### BRIEF
Copy the records word for word, starting with their first line and continuing through the line that contains "172, 107, 199]", with both of those lines included.

### STORED DATA
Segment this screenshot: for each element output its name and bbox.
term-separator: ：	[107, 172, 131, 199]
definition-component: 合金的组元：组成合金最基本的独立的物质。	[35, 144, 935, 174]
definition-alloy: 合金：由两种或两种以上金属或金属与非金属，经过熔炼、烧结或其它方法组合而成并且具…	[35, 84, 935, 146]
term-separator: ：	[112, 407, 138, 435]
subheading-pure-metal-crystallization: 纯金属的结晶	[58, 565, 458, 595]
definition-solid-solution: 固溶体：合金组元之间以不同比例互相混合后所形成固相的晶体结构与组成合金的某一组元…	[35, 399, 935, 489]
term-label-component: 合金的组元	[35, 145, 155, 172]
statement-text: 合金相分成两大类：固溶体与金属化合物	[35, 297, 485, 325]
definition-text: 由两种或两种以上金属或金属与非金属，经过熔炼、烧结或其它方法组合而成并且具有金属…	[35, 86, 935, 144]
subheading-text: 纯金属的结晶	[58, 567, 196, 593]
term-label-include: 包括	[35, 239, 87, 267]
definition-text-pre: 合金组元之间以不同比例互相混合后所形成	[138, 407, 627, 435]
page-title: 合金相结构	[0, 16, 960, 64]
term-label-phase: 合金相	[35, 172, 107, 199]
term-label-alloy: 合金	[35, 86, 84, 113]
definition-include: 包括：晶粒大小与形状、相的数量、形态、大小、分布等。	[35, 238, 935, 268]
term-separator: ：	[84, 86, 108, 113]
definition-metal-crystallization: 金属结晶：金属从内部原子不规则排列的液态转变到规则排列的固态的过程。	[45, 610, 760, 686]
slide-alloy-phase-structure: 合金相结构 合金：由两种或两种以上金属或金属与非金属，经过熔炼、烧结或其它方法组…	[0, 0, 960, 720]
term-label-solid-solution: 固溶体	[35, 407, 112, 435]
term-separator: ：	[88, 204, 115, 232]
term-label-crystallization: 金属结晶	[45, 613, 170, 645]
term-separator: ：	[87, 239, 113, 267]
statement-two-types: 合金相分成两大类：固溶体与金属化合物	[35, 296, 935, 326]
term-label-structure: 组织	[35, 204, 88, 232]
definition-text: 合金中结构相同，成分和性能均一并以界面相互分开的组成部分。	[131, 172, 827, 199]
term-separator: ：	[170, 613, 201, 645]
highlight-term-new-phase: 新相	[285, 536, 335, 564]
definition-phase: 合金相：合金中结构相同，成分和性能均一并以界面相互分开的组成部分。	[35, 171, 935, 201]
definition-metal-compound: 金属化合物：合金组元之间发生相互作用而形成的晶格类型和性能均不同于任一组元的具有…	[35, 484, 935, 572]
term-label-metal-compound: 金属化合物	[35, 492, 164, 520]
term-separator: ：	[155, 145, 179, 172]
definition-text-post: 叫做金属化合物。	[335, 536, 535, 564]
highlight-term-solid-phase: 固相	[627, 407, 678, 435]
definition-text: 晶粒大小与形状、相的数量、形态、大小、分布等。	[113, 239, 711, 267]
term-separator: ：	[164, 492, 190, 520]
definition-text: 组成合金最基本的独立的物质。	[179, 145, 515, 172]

### RESULT OF THIS TASK
Segment this screenshot: for each element output its name and bbox.
term-separator: ：	[107, 172, 131, 199]
definition-component: 合金的组元：组成合金最基本的独立的物质。	[35, 144, 935, 174]
definition-alloy: 合金：由两种或两种以上金属或金属与非金属，经过熔炼、烧结或其它方法组合而成并且具…	[35, 84, 935, 146]
term-separator: ：	[112, 407, 138, 435]
subheading-pure-metal-crystallization: 纯金属的结晶	[58, 565, 458, 595]
definition-solid-solution: 固溶体：合金组元之间以不同比例互相混合后所形成固相的晶体结构与组成合金的某一组元…	[35, 399, 935, 489]
term-label-component: 合金的组元	[35, 145, 155, 172]
statement-text: 合金相分成两大类：固溶体与金属化合物	[35, 297, 485, 325]
definition-text: 由两种或两种以上金属或金属与非金属，经过熔炼、烧结或其它方法组合而成并且具有金属…	[35, 86, 935, 144]
subheading-text: 纯金属的结晶	[58, 567, 196, 593]
term-label-include: 包括	[35, 239, 87, 267]
definition-text-pre: 合金组元之间以不同比例互相混合后所形成	[138, 407, 627, 435]
page-title: 合金相结构	[0, 16, 960, 64]
term-label-phase: 合金相	[35, 172, 107, 199]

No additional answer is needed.